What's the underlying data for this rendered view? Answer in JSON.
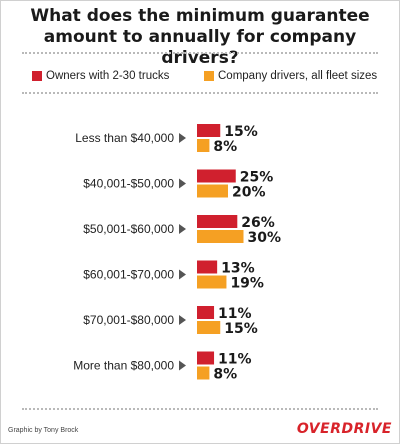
{
  "title_lines": [
    "What does the minimum guarantee",
    "amount to annually for company drivers?"
  ],
  "legend": [
    {
      "label": "Owners with 2-30 trucks",
      "color": "#d0202e"
    },
    {
      "label": "Company drivers, all fleet sizes",
      "color": "#f5a023"
    }
  ],
  "chart_data": {
    "type": "bar",
    "orientation": "horizontal",
    "title": "What does the minimum guarantee amount to annually for company drivers?",
    "categories": [
      "Less than $40,000",
      "$40,001-$50,000",
      "$50,001-$60,000",
      "$60,001-$70,000",
      "$70,001-$80,000",
      "More than $80,000"
    ],
    "series": [
      {
        "name": "Owners with 2-30 trucks",
        "color": "#d0202e",
        "values": [
          15,
          25,
          26,
          13,
          11,
          11
        ]
      },
      {
        "name": "Company drivers, all fleet sizes",
        "color": "#f5a023",
        "values": [
          8,
          20,
          30,
          19,
          15,
          8
        ]
      }
    ],
    "value_suffix": "%",
    "grid": false,
    "legend_position": "top"
  },
  "footer": {
    "credit": "Graphic by Tony Brock",
    "brand": "OVERDRIVE"
  }
}
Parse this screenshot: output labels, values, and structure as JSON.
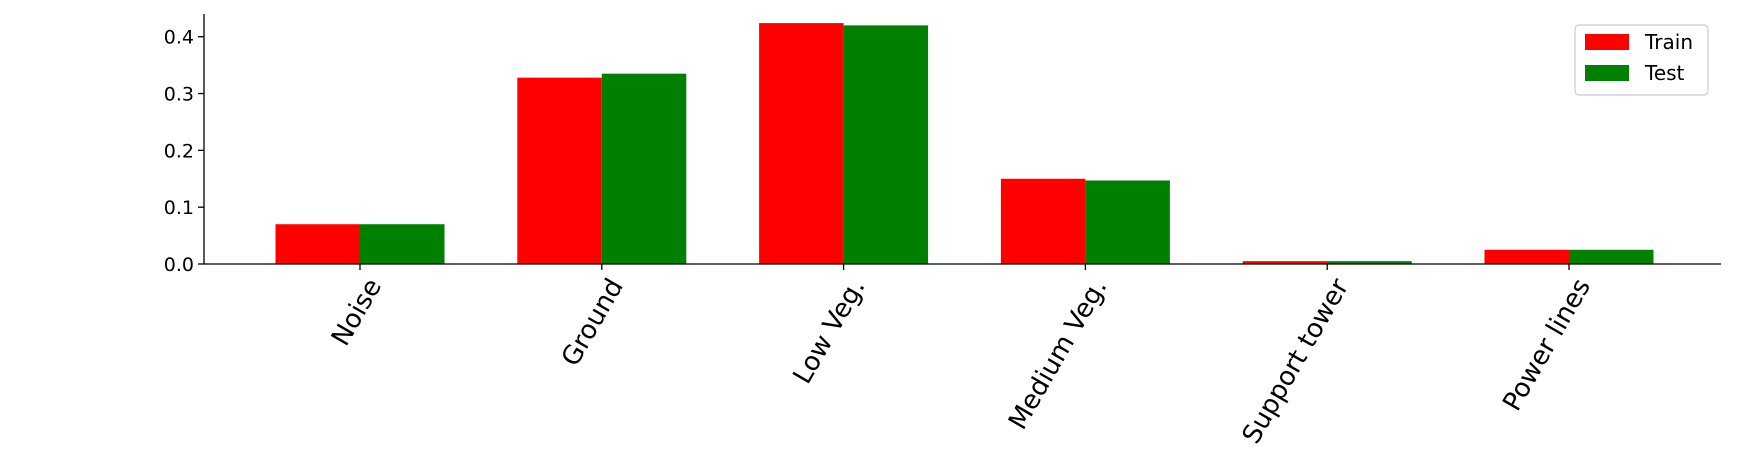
{
  "chart_data": {
    "type": "bar",
    "title": "",
    "xlabel": "",
    "ylabel": "",
    "categories": [
      "Noise",
      "Ground",
      "Low Veg.",
      "Medium Veg.",
      "Support tower",
      "Power lines"
    ],
    "series": [
      {
        "name": "Train",
        "color": "#ff0000",
        "values": [
          0.07,
          0.328,
          0.424,
          0.15,
          0.005,
          0.025
        ]
      },
      {
        "name": "Test",
        "color": "#008000",
        "values": [
          0.07,
          0.335,
          0.42,
          0.147,
          0.005,
          0.025
        ]
      }
    ],
    "ylim": [
      0,
      0.44
    ],
    "yticks": [
      "0.0",
      "0.1",
      "0.2",
      "0.3",
      "0.4"
    ],
    "ytick_values": [
      0.0,
      0.1,
      0.2,
      0.3,
      0.4
    ],
    "grid": false,
    "legend_position": "top-right",
    "xtick_rotation_deg": -60
  }
}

· · · ·

PROBLEM DETAILS:
Leaving all pictures aside, quote each record exactly.

TASK RESULT:
What's the underlying data for this rendered view? Answer in JSON.
{
  "title_lines": [
    "What does the minimum guarantee",
    "amount to annually for company drivers?"
  ],
  "legend": [
    {
      "label": "Owners with 2-30 trucks",
      "color": "#d0202e"
    },
    {
      "label": "Company drivers, all fleet sizes",
      "color": "#f5a023"
    }
  ],
  "chart_data": {
    "type": "bar",
    "orientation": "horizontal",
    "title": "What does the minimum guarantee amount to annually for company drivers?",
    "categories": [
      "Less than $40,000",
      "$40,001-$50,000",
      "$50,001-$60,000",
      "$60,001-$70,000",
      "$70,001-$80,000",
      "More than $80,000"
    ],
    "series": [
      {
        "name": "Owners with 2-30 trucks",
        "color": "#d0202e",
        "values": [
          15,
          25,
          26,
          13,
          11,
          11
        ]
      },
      {
        "name": "Company drivers, all fleet sizes",
        "color": "#f5a023",
        "values": [
          8,
          20,
          30,
          19,
          15,
          8
        ]
      }
    ],
    "value_suffix": "%",
    "grid": false,
    "legend_position": "top"
  },
  "footer": {
    "credit": "Graphic by Tony Brock",
    "brand": "OVERDRIVE"
  }
}
Parse this screenshot: output labels, values, and structure as JSON.
{
  "chart_data": {
    "type": "bar",
    "title": "",
    "xlabel": "",
    "ylabel": "",
    "categories": [
      "Noise",
      "Ground",
      "Low Veg.",
      "Medium Veg.",
      "Support tower",
      "Power lines"
    ],
    "series": [
      {
        "name": "Train",
        "color": "#ff0000",
        "values": [
          0.07,
          0.328,
          0.424,
          0.15,
          0.005,
          0.025
        ]
      },
      {
        "name": "Test",
        "color": "#008000",
        "values": [
          0.07,
          0.335,
          0.42,
          0.147,
          0.005,
          0.025
        ]
      }
    ],
    "ylim": [
      0,
      0.44
    ],
    "yticks": [
      "0.0",
      "0.1",
      "0.2",
      "0.3",
      "0.4"
    ],
    "ytick_values": [
      0.0,
      0.1,
      0.2,
      0.3,
      0.4
    ],
    "grid": false,
    "legend_position": "top-right",
    "xtick_rotation_deg": -60
  }
}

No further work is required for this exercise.